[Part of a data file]
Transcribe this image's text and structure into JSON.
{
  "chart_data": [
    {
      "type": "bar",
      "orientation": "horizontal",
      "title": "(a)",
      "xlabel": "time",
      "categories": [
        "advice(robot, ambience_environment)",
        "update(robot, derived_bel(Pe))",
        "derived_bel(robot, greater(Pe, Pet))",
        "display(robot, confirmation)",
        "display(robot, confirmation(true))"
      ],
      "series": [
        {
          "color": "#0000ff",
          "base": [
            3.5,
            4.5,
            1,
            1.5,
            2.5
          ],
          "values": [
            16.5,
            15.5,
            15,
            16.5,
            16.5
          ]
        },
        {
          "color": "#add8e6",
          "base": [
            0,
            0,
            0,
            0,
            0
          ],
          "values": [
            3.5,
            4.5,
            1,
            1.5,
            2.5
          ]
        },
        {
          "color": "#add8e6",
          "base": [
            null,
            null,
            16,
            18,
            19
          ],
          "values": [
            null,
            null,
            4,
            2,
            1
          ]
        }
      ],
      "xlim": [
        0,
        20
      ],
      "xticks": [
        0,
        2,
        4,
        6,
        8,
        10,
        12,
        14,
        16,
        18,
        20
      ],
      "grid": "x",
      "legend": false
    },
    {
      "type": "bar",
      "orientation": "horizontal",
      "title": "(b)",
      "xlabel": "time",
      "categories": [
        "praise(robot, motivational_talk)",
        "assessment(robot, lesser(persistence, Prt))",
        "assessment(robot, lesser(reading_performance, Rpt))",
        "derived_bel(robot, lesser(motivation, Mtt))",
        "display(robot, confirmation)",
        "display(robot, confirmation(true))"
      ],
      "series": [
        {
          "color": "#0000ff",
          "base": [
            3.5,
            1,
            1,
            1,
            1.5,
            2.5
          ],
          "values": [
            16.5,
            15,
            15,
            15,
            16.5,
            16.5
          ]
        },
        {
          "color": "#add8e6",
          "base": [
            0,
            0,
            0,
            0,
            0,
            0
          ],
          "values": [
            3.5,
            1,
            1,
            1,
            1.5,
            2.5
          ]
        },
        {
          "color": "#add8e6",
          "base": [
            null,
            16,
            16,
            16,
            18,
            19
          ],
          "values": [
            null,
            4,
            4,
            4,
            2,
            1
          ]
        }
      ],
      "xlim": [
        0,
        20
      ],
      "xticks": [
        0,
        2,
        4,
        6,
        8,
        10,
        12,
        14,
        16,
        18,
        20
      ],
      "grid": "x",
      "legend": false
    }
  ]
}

— What you will do —
Nothing should be changed: write out all of the data as is.

— Solution to this task —
Transcribe this image's text and structure into JSON.
{
  "chart_data": [
    {
      "type": "bar",
      "orientation": "horizontal",
      "title": "(a)",
      "xlabel": "time",
      "categories": [
        "advice(robot, ambience_environment)",
        "update(robot, derived_bel(Pe))",
        "derived_bel(robot, greater(Pe, Pet))",
        "display(robot, confirmation)",
        "display(robot, confirmation(true))"
      ],
      "series": [
        {
          "color": "#0000ff",
          "base": [
            3.5,
            4.5,
            1,
            1.5,
            2.5
          ],
          "values": [
            16.5,
            15.5,
            15,
            16.5,
            16.5
          ]
        },
        {
          "color": "#add8e6",
          "base": [
            0,
            0,
            0,
            0,
            0
          ],
          "values": [
            3.5,
            4.5,
            1,
            1.5,
            2.5
          ]
        },
        {
          "color": "#add8e6",
          "base": [
            null,
            null,
            16,
            18,
            19
          ],
          "values": [
            null,
            null,
            4,
            2,
            1
          ]
        }
      ],
      "xlim": [
        0,
        20
      ],
      "xticks": [
        0,
        2,
        4,
        6,
        8,
        10,
        12,
        14,
        16,
        18,
        20
      ],
      "grid": "x",
      "legend": false
    },
    {
      "type": "bar",
      "orientation": "horizontal",
      "title": "(b)",
      "xlabel": "time",
      "categories": [
        "praise(robot, motivational_talk)",
        "assessment(robot, lesser(persistence, Prt))",
        "assessment(robot, lesser(reading_performance, Rpt))",
        "derived_bel(robot, lesser(motivation, Mtt))",
        "display(robot, confirmation)",
        "display(robot, confirmation(true))"
      ],
      "series": [
        {
          "color": "#0000ff",
          "base": [
            3.5,
            1,
            1,
            1,
            1.5,
            2.5
          ],
          "values": [
            16.5,
            15,
            15,
            15,
            16.5,
            16.5
          ]
        },
        {
          "color": "#add8e6",
          "base": [
            0,
            0,
            0,
            0,
            0,
            0
          ],
          "values": [
            3.5,
            1,
            1,
            1,
            1.5,
            2.5
          ]
        },
        {
          "color": "#add8e6",
          "base": [
            null,
            16,
            16,
            16,
            18,
            19
          ],
          "values": [
            null,
            4,
            4,
            4,
            2,
            1
          ]
        }
      ],
      "xlim": [
        0,
        20
      ],
      "xticks": [
        0,
        2,
        4,
        6,
        8,
        10,
        12,
        14,
        16,
        18,
        20
      ],
      "grid": "x",
      "legend": false
    }
  ]
}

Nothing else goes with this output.